(Stored records)
>> start

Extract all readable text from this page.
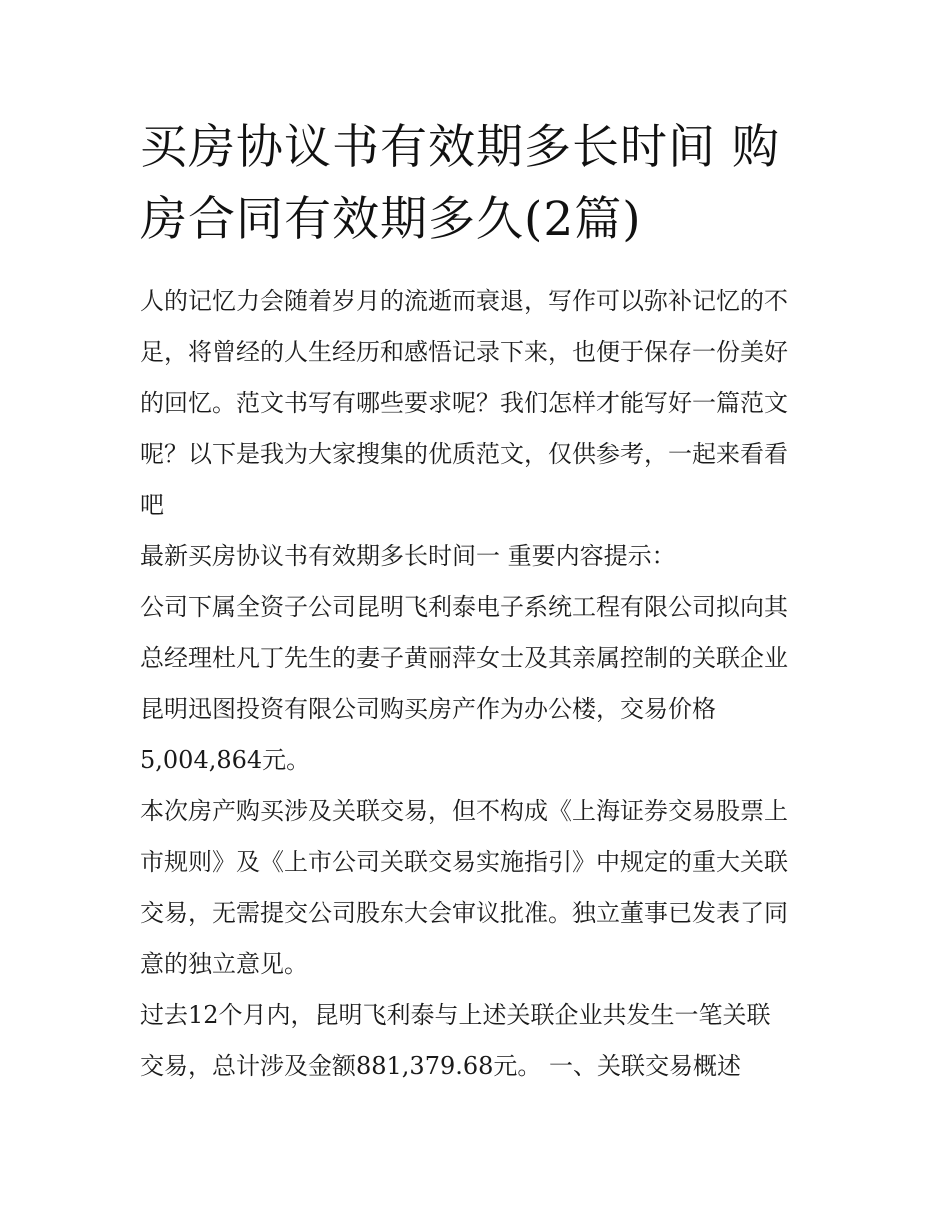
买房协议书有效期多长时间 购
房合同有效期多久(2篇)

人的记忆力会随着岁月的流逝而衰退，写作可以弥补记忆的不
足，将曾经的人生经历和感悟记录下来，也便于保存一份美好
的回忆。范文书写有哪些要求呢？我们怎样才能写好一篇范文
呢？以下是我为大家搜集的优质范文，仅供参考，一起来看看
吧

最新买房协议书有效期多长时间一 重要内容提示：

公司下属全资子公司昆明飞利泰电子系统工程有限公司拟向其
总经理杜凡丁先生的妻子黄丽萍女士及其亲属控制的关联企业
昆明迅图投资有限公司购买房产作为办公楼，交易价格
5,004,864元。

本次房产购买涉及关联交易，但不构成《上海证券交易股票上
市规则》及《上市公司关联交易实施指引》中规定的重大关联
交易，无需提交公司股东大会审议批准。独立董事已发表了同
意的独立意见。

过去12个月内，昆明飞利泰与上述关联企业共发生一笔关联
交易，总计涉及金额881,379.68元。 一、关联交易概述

>> end

■ **EXERCISE DESCRIPTION**: Reproduce every line above as written, skipping pictures.

■ **EXPECTED ANSWER**:
Extract all readable text from this page.
买房协议书有效期多长时间 购
房合同有效期多久(2篇)

人的记忆力会随着岁月的流逝而衰退，写作可以弥补记忆的不
足，将曾经的人生经历和感悟记录下来，也便于保存一份美好
的回忆。范文书写有哪些要求呢？我们怎样才能写好一篇范文
呢？以下是我为大家搜集的优质范文，仅供参考，一起来看看
吧

最新买房协议书有效期多长时间一 重要内容提示：

公司下属全资子公司昆明飞利泰电子系统工程有限公司拟向其
总经理杜凡丁先生的妻子黄丽萍女士及其亲属控制的关联企业
昆明迅图投资有限公司购买房产作为办公楼，交易价格
5,004,864元。

本次房产购买涉及关联交易，但不构成《上海证券交易股票上
市规则》及《上市公司关联交易实施指引》中规定的重大关联
交易，无需提交公司股东大会审议批准。独立董事已发表了同
意的独立意见。

过去12个月内，昆明飞利泰与上述关联企业共发生一笔关联
交易，总计涉及金额881,379.68元。 一、关联交易概述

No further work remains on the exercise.